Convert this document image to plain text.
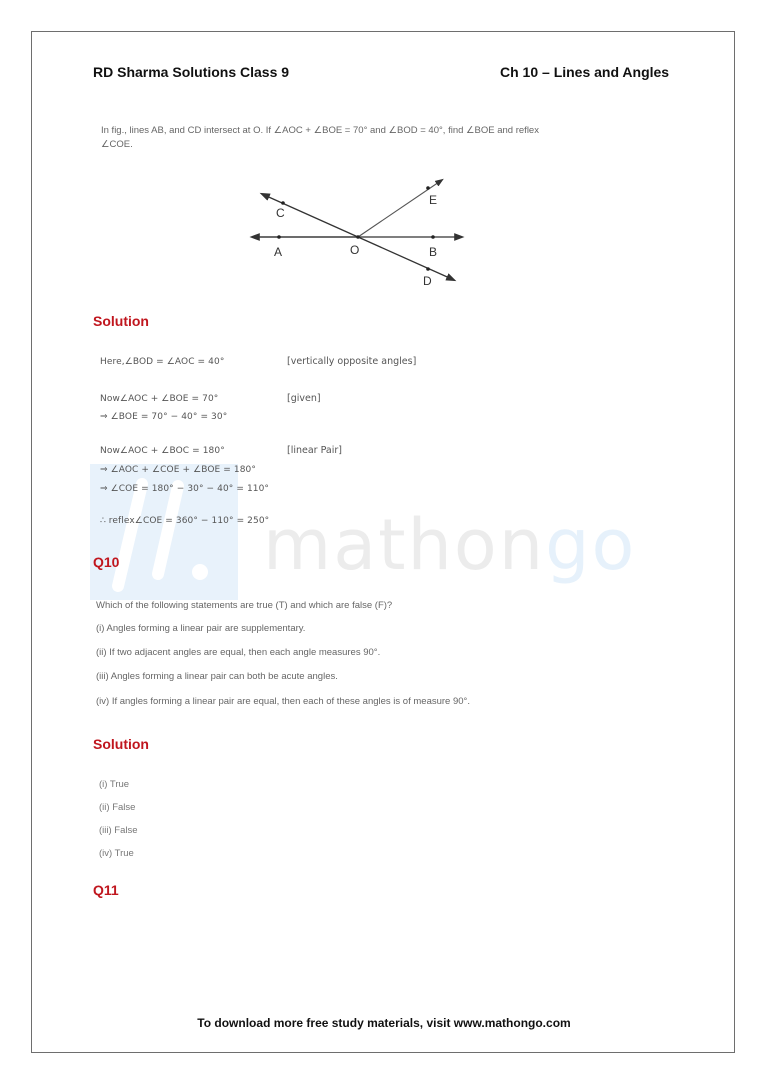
mathongo
RD Sharma Solutions Class 9	Ch 10 – Lines and Angles
In fig., lines AB, and CD intersect at O. If ∠AOC + ∠BOE = 70° and ∠BOD = 40°, find ∠BOE and reflex
∠COE.
A	B
C
D
E
O
Solution
Here,∠BOD = ∠AOC = 40°	[vertically opposite angles]
Now∠AOC + ∠BOE = 70°	[given]
⇒ ∠BOE = 70° − 40° = 30°
Now∠AOC + ∠BOC = 180°	[linear Pair]
⇒ ∠AOC + ∠COE + ∠BOE = 180°
⇒ ∠COE = 180° − 30° − 40° = 110°
∴ reflex∠COE = 360° − 110° = 250°
Q10
Which of the following statements are true (T) and which are false (F)?
(i) Angles forming a linear pair are supplementary.
(ii) If two adjacent angles are equal, then each angle measures 90°.
(iii) Angles forming a linear pair can both be acute angles.
(iv) If angles forming a linear pair are equal, then each of these angles is of measure 90°.
Solution
(i) True
(ii) False
(iii) False
(iv) True
Q11
To download more free study materials, visit www.mathongo.com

##############################

PROBLEM DESCRIPTION: Each record should be quoted exactly, with the images omitted.

EXERCISE RESPONSE:
Convert this document image to plain text.
mathongo
RD Sharma Solutions Class 9	Ch 10 – Lines and Angles
In fig., lines AB, and CD intersect at O. If ∠AOC + ∠BOE = 70° and ∠BOD = 40°, find ∠BOE and reflex
∠COE.
A	B
C
D
E
O
Solution
Here,∠BOD = ∠AOC = 40°	[vertically opposite angles]
Now∠AOC + ∠BOE = 70°	[given]
⇒ ∠BOE = 70° − 40° = 30°
Now∠AOC + ∠BOC = 180°	[linear Pair]
⇒ ∠AOC + ∠COE + ∠BOE = 180°
⇒ ∠COE = 180° − 30° − 40° = 110°
∴ reflex∠COE = 360° − 110° = 250°
Q10
Which of the following statements are true (T) and which are false (F)?
(i) Angles forming a linear pair are supplementary.
(ii) If two adjacent angles are equal, then each angle measures 90°.
(iii) Angles forming a linear pair can both be acute angles.
(iv) If angles forming a linear pair are equal, then each of these angles is of measure 90°.
Solution
(i) True
(ii) False
(iii) False
(iv) True
Q11
To download more free study materials, visit www.mathongo.com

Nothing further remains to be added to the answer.